■ WHAT IS BEING ASKED: Below are some records; return each one exactly.

------------------------------------

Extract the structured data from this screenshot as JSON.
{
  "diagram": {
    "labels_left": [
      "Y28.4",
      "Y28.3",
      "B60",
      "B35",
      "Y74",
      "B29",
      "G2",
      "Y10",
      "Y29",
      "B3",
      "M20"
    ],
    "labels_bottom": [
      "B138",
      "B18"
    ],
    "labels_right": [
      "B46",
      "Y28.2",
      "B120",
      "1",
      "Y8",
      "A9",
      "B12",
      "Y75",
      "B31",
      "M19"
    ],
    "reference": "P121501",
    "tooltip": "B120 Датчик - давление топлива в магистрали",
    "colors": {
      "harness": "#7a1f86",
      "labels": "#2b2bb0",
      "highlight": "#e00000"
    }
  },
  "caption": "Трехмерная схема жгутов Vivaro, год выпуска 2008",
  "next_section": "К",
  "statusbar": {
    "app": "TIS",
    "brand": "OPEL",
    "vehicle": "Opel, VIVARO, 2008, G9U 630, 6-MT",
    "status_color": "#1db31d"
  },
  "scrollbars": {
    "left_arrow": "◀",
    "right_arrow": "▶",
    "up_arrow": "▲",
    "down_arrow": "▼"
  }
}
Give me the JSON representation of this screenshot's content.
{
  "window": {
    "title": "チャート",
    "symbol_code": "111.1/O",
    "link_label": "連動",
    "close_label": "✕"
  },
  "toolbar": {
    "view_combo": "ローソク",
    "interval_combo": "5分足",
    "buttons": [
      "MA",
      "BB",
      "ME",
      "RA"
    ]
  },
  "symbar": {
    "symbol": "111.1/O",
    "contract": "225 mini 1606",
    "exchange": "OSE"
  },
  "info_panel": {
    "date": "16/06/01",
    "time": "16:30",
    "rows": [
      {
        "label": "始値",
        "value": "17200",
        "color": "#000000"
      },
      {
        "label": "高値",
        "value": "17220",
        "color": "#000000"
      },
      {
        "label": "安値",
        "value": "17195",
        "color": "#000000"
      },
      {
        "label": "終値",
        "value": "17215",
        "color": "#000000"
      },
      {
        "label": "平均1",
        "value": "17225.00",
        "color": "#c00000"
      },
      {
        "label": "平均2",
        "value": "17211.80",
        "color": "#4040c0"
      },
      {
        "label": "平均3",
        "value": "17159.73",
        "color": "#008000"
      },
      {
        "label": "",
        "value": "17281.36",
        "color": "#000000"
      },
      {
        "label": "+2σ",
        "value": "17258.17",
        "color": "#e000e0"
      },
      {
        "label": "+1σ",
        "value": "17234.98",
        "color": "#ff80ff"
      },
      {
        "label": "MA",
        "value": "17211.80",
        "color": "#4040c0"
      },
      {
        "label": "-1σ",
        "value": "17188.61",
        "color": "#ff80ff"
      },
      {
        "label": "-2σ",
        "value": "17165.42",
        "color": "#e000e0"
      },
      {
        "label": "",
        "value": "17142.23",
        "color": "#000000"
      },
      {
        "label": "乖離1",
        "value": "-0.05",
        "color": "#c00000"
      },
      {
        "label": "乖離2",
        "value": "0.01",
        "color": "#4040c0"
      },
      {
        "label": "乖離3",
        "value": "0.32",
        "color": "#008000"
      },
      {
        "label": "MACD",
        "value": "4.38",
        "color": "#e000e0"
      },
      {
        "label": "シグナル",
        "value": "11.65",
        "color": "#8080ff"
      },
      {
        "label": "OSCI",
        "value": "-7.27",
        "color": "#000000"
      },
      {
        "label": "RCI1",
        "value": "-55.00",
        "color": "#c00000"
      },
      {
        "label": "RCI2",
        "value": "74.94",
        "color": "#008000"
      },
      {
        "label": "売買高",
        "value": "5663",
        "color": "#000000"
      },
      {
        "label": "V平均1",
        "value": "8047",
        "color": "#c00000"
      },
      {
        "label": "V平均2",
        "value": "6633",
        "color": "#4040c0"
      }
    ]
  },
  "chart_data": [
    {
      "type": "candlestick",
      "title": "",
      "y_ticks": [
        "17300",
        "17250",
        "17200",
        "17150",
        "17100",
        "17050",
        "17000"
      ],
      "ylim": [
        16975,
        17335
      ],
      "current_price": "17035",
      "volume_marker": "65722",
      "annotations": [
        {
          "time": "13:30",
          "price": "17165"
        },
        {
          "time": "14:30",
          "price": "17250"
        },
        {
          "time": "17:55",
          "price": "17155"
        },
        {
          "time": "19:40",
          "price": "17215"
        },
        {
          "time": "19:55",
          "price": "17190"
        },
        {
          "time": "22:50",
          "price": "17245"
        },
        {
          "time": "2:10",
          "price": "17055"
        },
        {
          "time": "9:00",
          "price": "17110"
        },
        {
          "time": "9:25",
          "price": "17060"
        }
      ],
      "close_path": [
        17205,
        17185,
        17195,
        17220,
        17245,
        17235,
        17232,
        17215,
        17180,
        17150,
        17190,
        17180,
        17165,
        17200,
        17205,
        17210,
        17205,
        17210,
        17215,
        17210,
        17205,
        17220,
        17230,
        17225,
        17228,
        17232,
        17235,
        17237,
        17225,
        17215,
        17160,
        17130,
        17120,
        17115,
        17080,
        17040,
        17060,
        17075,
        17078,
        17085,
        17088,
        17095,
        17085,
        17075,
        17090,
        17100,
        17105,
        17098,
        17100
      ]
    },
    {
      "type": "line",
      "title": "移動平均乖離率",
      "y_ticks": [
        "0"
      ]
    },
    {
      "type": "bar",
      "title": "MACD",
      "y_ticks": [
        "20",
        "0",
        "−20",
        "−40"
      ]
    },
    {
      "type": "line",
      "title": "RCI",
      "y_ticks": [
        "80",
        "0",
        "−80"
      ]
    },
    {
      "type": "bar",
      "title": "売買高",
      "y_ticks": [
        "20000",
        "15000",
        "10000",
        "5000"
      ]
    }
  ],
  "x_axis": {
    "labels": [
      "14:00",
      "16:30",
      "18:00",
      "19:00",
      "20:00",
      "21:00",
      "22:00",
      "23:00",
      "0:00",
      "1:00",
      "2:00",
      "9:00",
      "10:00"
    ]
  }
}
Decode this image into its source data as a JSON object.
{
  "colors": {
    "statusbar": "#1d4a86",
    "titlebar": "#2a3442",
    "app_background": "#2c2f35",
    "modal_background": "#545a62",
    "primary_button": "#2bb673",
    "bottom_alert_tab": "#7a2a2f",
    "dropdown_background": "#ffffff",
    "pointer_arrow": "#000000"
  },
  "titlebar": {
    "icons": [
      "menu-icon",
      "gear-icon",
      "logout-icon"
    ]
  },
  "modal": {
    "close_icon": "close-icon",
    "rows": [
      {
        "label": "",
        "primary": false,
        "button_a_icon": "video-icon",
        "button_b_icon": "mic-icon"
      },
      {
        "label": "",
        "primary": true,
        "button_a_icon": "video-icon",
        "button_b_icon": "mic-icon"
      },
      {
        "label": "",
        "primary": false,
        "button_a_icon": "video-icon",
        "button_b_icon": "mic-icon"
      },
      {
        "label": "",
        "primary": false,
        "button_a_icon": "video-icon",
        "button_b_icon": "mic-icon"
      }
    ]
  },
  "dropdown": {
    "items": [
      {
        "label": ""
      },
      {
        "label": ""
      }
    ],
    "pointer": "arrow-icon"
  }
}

------------------------------------

■ THE RESULT:
Extract the structured data from this screenshot as JSON.
{
  "diagram": {
    "labels_left": [
      "Y28.4",
      "Y28.3",
      "B60",
      "B35",
      "Y74",
      "B29",
      "G2",
      "Y10",
      "Y29",
      "B3",
      "M20"
    ],
    "labels_bottom": [
      "B138",
      "B18"
    ],
    "labels_right": [
      "B46",
      "Y28.2",
      "B120",
      "1",
      "Y8",
      "A9",
      "B12",
      "Y75",
      "B31",
      "M19"
    ],
    "reference": "P121501",
    "tooltip": "B120 Датчик - давление топлива в магистрали",
    "colors": {
      "harness": "#7a1f86",
      "labels": "#2b2bb0",
      "highlight": "#e00000"
    }
  },
  "caption": "Трехмерная схема жгутов Vivaro, год выпуска 2008",
  "next_section": "К",
  "statusbar": {
    "app": "TIS",
    "brand": "OPEL",
    "vehicle": "Opel, VIVARO, 2008, G9U 630, 6-MT",
    "status_color": "#1db31d"
  },
  "scrollbars": {
    "left_arrow": "◀",
    "right_arrow": "▶",
    "up_arrow": "▲",
    "down_arrow": "▼"
  }
}
Give me the JSON representation of this screenshot's content.
{
  "window": {
    "title": "チャート",
    "symbol_code": "111.1/O",
    "link_label": "連動",
    "close_label": "✕"
  },
  "toolbar": {
    "view_combo": "ローソク",
    "interval_combo": "5分足",
    "buttons": [
      "MA",
      "BB",
      "ME",
      "RA"
    ]
  },
  "symbar": {
    "symbol": "111.1/O",
    "contract": "225 mini 1606",
    "exchange": "OSE"
  },
  "info_panel": {
    "date": "16/06/01",
    "time": "16:30",
    "rows": [
      {
        "label": "始値",
        "value": "17200",
        "color": "#000000"
      },
      {
        "label": "高値",
        "value": "17220",
        "color": "#000000"
      },
      {
        "label": "安値",
        "value": "17195",
        "color": "#000000"
      },
      {
        "label": "終値",
        "value": "17215",
        "color": "#000000"
      },
      {
        "label": "平均1",
        "value": "17225.00",
        "color": "#c00000"
      },
      {
        "label": "平均2",
        "value": "17211.80",
        "color": "#4040c0"
      },
      {
        "label": "平均3",
        "value": "17159.73",
        "color": "#008000"
      },
      {
        "label": "",
        "value": "17281.36",
        "color": "#000000"
      },
      {
        "label": "+2σ",
        "value": "17258.17",
        "color": "#e000e0"
      },
      {
        "label": "+1σ",
        "value": "17234.98",
        "color": "#ff80ff"
      },
      {
        "label": "MA",
        "value": "17211.80",
        "color": "#4040c0"
      },
      {
        "label": "-1σ",
        "value": "17188.61",
        "color": "#ff80ff"
      },
      {
        "label": "-2σ",
        "value": "17165.42",
        "color": "#e000e0"
      },
      {
        "label": "",
        "value": "17142.23",
        "color": "#000000"
      },
      {
        "label": "乖離1",
        "value": "-0.05",
        "color": "#c00000"
      },
      {
        "label": "乖離2",
        "value": "0.01",
        "color": "#4040c0"
      },
      {
        "label": "乖離3",
        "value": "0.32",
        "color": "#008000"
      },
      {
        "label": "MACD",
        "value": "4.38",
        "color": "#e000e0"
      },
      {
        "label": "シグナル",
        "value": "11.65",
        "color": "#8080ff"
      },
      {
        "label": "OSCI",
        "value": "-7.27",
        "color": "#000000"
      },
      {
        "label": "RCI1",
        "value": "-55.00",
        "color": "#c00000"
      },
      {
        "label": "RCI2",
        "value": "74.94",
        "color": "#008000"
      },
      {
        "label": "売買高",
        "value": "5663",
        "color": "#000000"
      },
      {
        "label": "V平均1",
        "value": "8047",
        "color": "#c00000"
      },
      {
        "label": "V平均2",
        "value": "6633",
        "color": "#4040c0"
      }
    ]
  },
  "chart_data": [
    {
      "type": "candlestick",
      "title": "",
      "y_ticks": [
        "17300",
        "17250",
        "17200",
        "17150",
        "17100",
        "17050",
        "17000"
      ],
      "ylim": [
        16975,
        17335
      ],
      "current_price": "17035",
      "volume_marker": "65722",
      "annotations": [
        {
          "time": "13:30",
          "price": "17165"
        },
        {
          "time": "14:30",
          "price": "17250"
        },
        {
          "time": "17:55",
          "price": "17155"
        },
        {
          "time": "19:40",
          "price": "17215"
        },
        {
          "time": "19:55",
          "price": "17190"
        },
        {
          "time": "22:50",
          "price": "17245"
        },
        {
          "time": "2:10",
          "price": "17055"
        },
        {
          "time": "9:00",
          "price": "17110"
        },
        {
          "time": "9:25",
          "price": "17060"
        }
      ],
      "close_path": [
        17205,
        17185,
        17195,
        17220,
        17245,
        17235,
        17232,
        17215,
        17180,
        17150,
        17190,
        17180,
        17165,
        17200,
        17205,
        17210,
        17205,
        17210,
        17215,
        17210,
        17205,
        17220,
        17230,
        17225,
        17228,
        17232,
        17235,
        17237,
        17225,
        17215,
        17160,
        17130,
        17120,
        17115,
        17080,
        17040,
        17060,
        17075,
        17078,
        17085,
        17088,
        17095,
        17085,
        17075,
        17090,
        17100,
        17105,
        17098,
        17100
      ]
    },
    {
      "type": "line",
      "title": "移動平均乖離率",
      "y_ticks": [
        "0"
      ]
    },
    {
      "type": "bar",
      "title": "MACD",
      "y_ticks": [
        "20",
        "0",
        "−20",
        "−40"
      ]
    },
    {
      "type": "line",
      "title": "RCI",
      "y_ticks": [
        "80",
        "0",
        "−80"
      ]
    },
    {
      "type": "bar",
      "title": "売買高",
      "y_ticks": [
        "20000",
        "15000",
        "10000",
        "5000"
      ]
    }
  ],
  "x_axis": {
    "labels": [
      "14:00",
      "16:30",
      "18:00",
      "19:00",
      "20:00",
      "21:00",
      "22:00",
      "23:00",
      "0:00",
      "1:00",
      "2:00",
      "9:00",
      "10:00"
    ]
  }
}
Decode this image into its source data as a JSON object.
{
  "colors": {
    "statusbar": "#1d4a86",
    "titlebar": "#2a3442",
    "app_background": "#2c2f35",
    "modal_background": "#545a62",
    "primary_button": "#2bb673",
    "bottom_alert_tab": "#7a2a2f",
    "dropdown_background": "#ffffff",
    "pointer_arrow": "#000000"
  },
  "titlebar": {
    "icons": [
      "menu-icon",
      "gear-icon",
      "logout-icon"
    ]
  },
  "modal": {
    "close_icon": "close-icon",
    "rows": [
      {
        "label": "",
        "primary": false,
        "button_a_icon": "video-icon",
        "button_b_icon": "mic-icon"
      },
      {
        "label": "",
        "primary": true,
        "button_a_icon": "video-icon",
        "button_b_icon": "mic-icon"
      },
      {
        "label": "",
        "primary": false,
        "button_a_icon": "video-icon",
        "button_b_icon": "mic-icon"
      },
      {
        "label": "",
        "primary": false,
        "button_a_icon": "video-icon",
        "button_b_icon": "mic-icon"
      }
    ]
  },
  "dropdown": {
    "items": [
      {
        "label": ""
      },
      {
        "label": ""
      }
    ],
    "pointer": "arrow-icon"
  }
}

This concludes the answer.